### Extracted records
—————

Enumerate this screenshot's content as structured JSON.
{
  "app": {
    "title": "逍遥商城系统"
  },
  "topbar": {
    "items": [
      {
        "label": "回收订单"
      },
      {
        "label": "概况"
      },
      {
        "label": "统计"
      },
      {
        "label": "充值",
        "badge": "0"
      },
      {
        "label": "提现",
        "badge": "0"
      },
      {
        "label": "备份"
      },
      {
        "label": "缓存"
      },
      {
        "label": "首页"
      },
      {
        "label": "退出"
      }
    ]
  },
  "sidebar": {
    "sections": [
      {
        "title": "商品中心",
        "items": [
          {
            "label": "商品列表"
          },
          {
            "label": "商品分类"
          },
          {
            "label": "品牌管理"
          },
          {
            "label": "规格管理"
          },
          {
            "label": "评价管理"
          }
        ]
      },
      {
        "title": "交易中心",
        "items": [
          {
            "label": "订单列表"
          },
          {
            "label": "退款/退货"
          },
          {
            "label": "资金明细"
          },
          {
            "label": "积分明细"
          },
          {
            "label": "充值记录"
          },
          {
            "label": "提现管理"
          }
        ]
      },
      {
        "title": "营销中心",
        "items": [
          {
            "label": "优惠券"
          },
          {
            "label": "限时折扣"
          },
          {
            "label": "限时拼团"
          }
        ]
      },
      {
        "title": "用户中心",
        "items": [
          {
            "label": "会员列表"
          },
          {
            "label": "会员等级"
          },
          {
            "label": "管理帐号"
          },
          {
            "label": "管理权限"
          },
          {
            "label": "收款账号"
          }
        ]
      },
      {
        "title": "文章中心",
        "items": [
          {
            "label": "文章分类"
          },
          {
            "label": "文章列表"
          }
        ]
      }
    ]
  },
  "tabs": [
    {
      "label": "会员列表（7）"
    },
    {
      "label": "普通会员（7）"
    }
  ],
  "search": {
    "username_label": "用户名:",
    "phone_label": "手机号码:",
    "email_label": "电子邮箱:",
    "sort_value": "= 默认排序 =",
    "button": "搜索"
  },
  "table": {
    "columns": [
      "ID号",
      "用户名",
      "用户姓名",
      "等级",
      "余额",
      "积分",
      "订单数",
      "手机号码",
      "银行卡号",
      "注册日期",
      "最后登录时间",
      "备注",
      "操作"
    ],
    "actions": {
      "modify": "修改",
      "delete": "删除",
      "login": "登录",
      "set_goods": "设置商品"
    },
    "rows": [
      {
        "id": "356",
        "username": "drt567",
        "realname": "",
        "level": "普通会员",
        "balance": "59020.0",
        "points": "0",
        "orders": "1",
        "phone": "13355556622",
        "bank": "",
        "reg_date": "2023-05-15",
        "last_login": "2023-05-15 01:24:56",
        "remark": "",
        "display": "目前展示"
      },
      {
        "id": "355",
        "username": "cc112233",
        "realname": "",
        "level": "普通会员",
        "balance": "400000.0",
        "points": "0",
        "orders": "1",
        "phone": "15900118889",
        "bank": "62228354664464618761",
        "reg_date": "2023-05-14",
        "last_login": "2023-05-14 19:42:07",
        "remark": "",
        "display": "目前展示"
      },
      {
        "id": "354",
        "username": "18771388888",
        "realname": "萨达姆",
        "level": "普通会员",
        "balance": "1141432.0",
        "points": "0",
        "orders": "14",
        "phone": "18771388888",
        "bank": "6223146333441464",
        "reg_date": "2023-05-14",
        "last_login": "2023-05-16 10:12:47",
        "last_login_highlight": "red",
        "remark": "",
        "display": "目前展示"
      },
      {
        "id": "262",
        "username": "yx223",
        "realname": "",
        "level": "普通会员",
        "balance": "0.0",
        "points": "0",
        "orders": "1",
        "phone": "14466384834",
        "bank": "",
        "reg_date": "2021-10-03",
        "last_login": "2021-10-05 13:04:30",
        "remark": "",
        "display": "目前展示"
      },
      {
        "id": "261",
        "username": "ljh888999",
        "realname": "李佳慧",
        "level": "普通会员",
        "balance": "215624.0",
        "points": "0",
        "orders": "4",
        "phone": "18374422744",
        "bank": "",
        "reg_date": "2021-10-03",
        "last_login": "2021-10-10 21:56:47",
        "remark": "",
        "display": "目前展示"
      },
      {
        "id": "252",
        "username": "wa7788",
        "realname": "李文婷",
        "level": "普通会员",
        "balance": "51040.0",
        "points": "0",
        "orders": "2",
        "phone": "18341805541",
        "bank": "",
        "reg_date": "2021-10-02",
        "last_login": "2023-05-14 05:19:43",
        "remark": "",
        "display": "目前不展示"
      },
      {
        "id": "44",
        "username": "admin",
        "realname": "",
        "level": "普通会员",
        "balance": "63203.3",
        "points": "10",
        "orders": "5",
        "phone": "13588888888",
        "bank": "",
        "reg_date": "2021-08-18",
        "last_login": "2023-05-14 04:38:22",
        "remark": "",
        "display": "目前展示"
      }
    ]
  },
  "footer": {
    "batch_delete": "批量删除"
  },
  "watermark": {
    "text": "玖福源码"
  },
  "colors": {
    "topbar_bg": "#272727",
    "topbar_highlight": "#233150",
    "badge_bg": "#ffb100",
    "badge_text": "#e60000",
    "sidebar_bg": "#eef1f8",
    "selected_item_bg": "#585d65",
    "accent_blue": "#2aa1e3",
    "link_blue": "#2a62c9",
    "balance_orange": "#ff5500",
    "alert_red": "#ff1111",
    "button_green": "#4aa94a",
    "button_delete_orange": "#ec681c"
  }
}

—————

### Request
The data above must be returned in full, exactly as written.

### Correct answer
Enumerate this screenshot's content as structured JSON.
{
  "app": {
    "title": "逍遥商城系统"
  },
  "topbar": {
    "items": [
      {
        "label": "回收订单"
      },
      {
        "label": "概况"
      },
      {
        "label": "统计"
      },
      {
        "label": "充值",
        "badge": "0"
      },
      {
        "label": "提现",
        "badge": "0"
      },
      {
        "label": "备份"
      },
      {
        "label": "缓存"
      },
      {
        "label": "首页"
      },
      {
        "label": "退出"
      }
    ]
  },
  "sidebar": {
    "sections": [
      {
        "title": "商品中心",
        "items": [
          {
            "label": "商品列表"
          },
          {
            "label": "商品分类"
          },
          {
            "label": "品牌管理"
          },
          {
            "label": "规格管理"
          },
          {
            "label": "评价管理"
          }
        ]
      },
      {
        "title": "交易中心",
        "items": [
          {
            "label": "订单列表"
          },
          {
            "label": "退款/退货"
          },
          {
            "label": "资金明细"
          },
          {
            "label": "积分明细"
          },
          {
            "label": "充值记录"
          },
          {
            "label": "提现管理"
          }
        ]
      },
      {
        "title": "营销中心",
        "items": [
          {
            "label": "优惠券"
          },
          {
            "label": "限时折扣"
          },
          {
            "label": "限时拼团"
          }
        ]
      },
      {
        "title": "用户中心",
        "items": [
          {
            "label": "会员列表"
          },
          {
            "label": "会员等级"
          },
          {
            "label": "管理帐号"
          },
          {
            "label": "管理权限"
          },
          {
            "label": "收款账号"
          }
        ]
      },
      {
        "title": "文章中心",
        "items": [
          {
            "label": "文章分类"
          },
          {
            "label": "文章列表"
          }
        ]
      }
    ]
  },
  "tabs": [
    {
      "label": "会员列表（7）"
    },
    {
      "label": "普通会员（7）"
    }
  ],
  "search": {
    "username_label": "用户名:",
    "phone_label": "手机号码:",
    "email_label": "电子邮箱:",
    "sort_value": "= 默认排序 =",
    "button": "搜索"
  },
  "table": {
    "columns": [
      "ID号",
      "用户名",
      "用户姓名",
      "等级",
      "余额",
      "积分",
      "订单数",
      "手机号码",
      "银行卡号",
      "注册日期",
      "最后登录时间",
      "备注",
      "操作"
    ],
    "actions": {
      "modify": "修改",
      "delete": "删除",
      "login": "登录",
      "set_goods": "设置商品"
    },
    "rows": [
      {
        "id": "356",
        "username": "drt567",
        "realname": "",
        "level": "普通会员",
        "balance": "59020.0",
        "points": "0",
        "orders": "1",
        "phone": "13355556622",
        "bank": "",
        "reg_date": "2023-05-15",
        "last_login": "2023-05-15 01:24:56",
        "remark": "",
        "display": "目前展示"
      },
      {
        "id": "355",
        "username": "cc112233",
        "realname": "",
        "level": "普通会员",
        "balance": "400000.0",
        "points": "0",
        "orders": "1",
        "phone": "15900118889",
        "bank": "62228354664464618761",
        "reg_date": "2023-05-14",
        "last_login": "2023-05-14 19:42:07",
        "remark": "",
        "display": "目前展示"
      },
      {
        "id": "354",
        "username": "18771388888",
        "realname": "萨达姆",
        "level": "普通会员",
        "balance": "1141432.0",
        "points": "0",
        "orders": "14",
        "phone": "18771388888",
        "bank": "6223146333441464",
        "reg_date": "2023-05-14",
        "last_login": "2023-05-16 10:12:47",
        "last_login_highlight": "red",
        "remark": "",
        "display": "目前展示"
      },
      {
        "id": "262",
        "username": "yx223",
        "realname": "",
        "level": "普通会员",
        "balance": "0.0",
        "points": "0",
        "orders": "1",
        "phone": "14466384834",
        "bank": "",
        "reg_date": "2021-10-03",
        "last_login": "2021-10-05 13:04:30",
        "remark": "",
        "display": "目前展示"
      },
      {
        "id": "261",
        "username": "ljh888999",
        "realname": "李佳慧",
        "level": "普通会员",
        "balance": "215624.0",
        "points": "0",
        "orders": "4",
        "phone": "18374422744",
        "bank": "",
        "reg_date": "2021-10-03",
        "last_login": "2021-10-10 21:56:47",
        "remark": "",
        "display": "目前展示"
      },
      {
        "id": "252",
        "username": "wa7788",
        "realname": "李文婷",
        "level": "普通会员",
        "balance": "51040.0",
        "points": "0",
        "orders": "2",
        "phone": "18341805541",
        "bank": "",
        "reg_date": "2021-10-02",
        "last_login": "2023-05-14 05:19:43",
        "remark": "",
        "display": "目前不展示"
      },
      {
        "id": "44",
        "username": "admin",
        "realname": "",
        "level": "普通会员",
        "balance": "63203.3",
        "points": "10",
        "orders": "5",
        "phone": "13588888888",
        "bank": "",
        "reg_date": "2021-08-18",
        "last_login": "2023-05-14 04:38:22",
        "remark": "",
        "display": "目前展示"
      }
    ]
  },
  "footer": {
    "batch_delete": "批量删除"
  },
  "watermark": {
    "text": "玖福源码"
  },
  "colors": {
    "topbar_bg": "#272727",
    "topbar_highlight": "#233150",
    "badge_bg": "#ffb100",
    "badge_text": "#e60000",
    "sidebar_bg": "#eef1f8",
    "selected_item_bg": "#585d65",
    "accent_blue": "#2aa1e3",
    "link_blue": "#2a62c9",
    "balance_orange": "#ff5500",
    "alert_red": "#ff1111",
    "button_green": "#4aa94a",
    "button_delete_orange": "#ec681c"
  }
}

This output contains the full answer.